Structured figure records
★ ★ ★ ★ ★
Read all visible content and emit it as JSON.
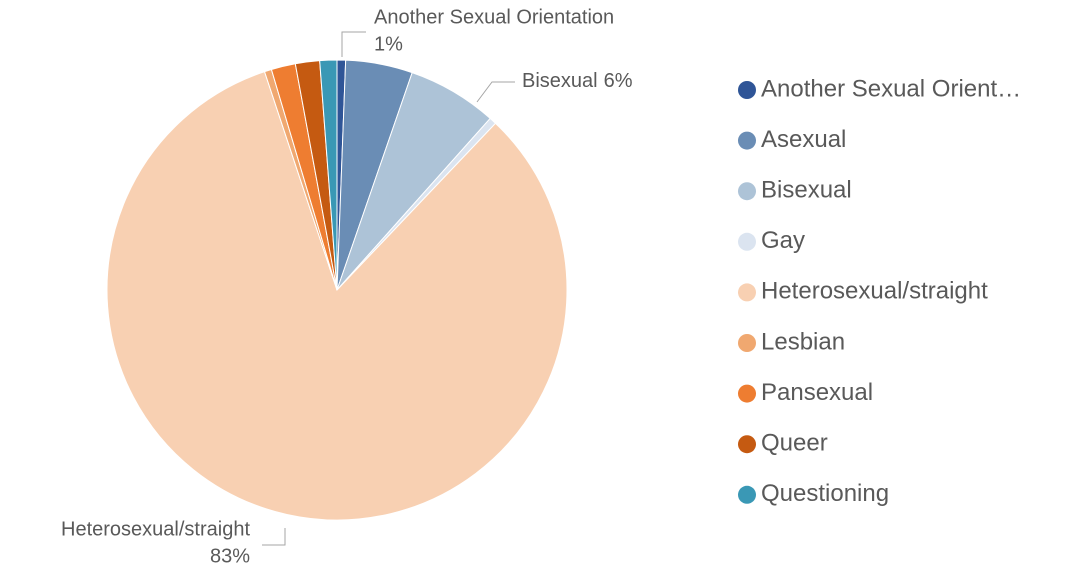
{
  "chart_data": {
    "type": "pie",
    "categories": [
      "Another Sexual Orientation",
      "Asexual",
      "Bisexual",
      "Gay",
      "Heterosexual/straight",
      "Lesbian",
      "Pansexual",
      "Queer",
      "Questioning"
    ],
    "legend_labels": [
      "Another Sexual Orient…",
      "Asexual",
      "Bisexual",
      "Gay",
      "Heterosexual/straight",
      "Lesbian",
      "Pansexual",
      "Queer",
      "Questioning"
    ],
    "values": [
      0.6,
      4.7,
      6.3,
      0.5,
      82.8,
      0.5,
      1.7,
      1.7,
      1.2
    ],
    "value_labels": [
      "1%",
      null,
      "6%",
      null,
      "83%",
      null,
      null,
      null,
      null
    ],
    "colors": [
      "#2f5597",
      "#6a8db5",
      "#adc3d7",
      "#dbe4f0",
      "#f8d0b2",
      "#f0a870",
      "#ee7d31",
      "#c55a11",
      "#3a98b5"
    ],
    "legend": "right"
  }
}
★ ★ ★ ★ ★
Every entry above needs to be retyped exactly; drop the pictures.

### Response to this exercise
Read all visible content and emit it as JSON.
{
  "chart_data": {
    "type": "pie",
    "categories": [
      "Another Sexual Orientation",
      "Asexual",
      "Bisexual",
      "Gay",
      "Heterosexual/straight",
      "Lesbian",
      "Pansexual",
      "Queer",
      "Questioning"
    ],
    "legend_labels": [
      "Another Sexual Orient…",
      "Asexual",
      "Bisexual",
      "Gay",
      "Heterosexual/straight",
      "Lesbian",
      "Pansexual",
      "Queer",
      "Questioning"
    ],
    "values": [
      0.6,
      4.7,
      6.3,
      0.5,
      82.8,
      0.5,
      1.7,
      1.7,
      1.2
    ],
    "value_labels": [
      "1%",
      null,
      "6%",
      null,
      "83%",
      null,
      null,
      null,
      null
    ],
    "colors": [
      "#2f5597",
      "#6a8db5",
      "#adc3d7",
      "#dbe4f0",
      "#f8d0b2",
      "#f0a870",
      "#ee7d31",
      "#c55a11",
      "#3a98b5"
    ],
    "legend": "right"
  }
}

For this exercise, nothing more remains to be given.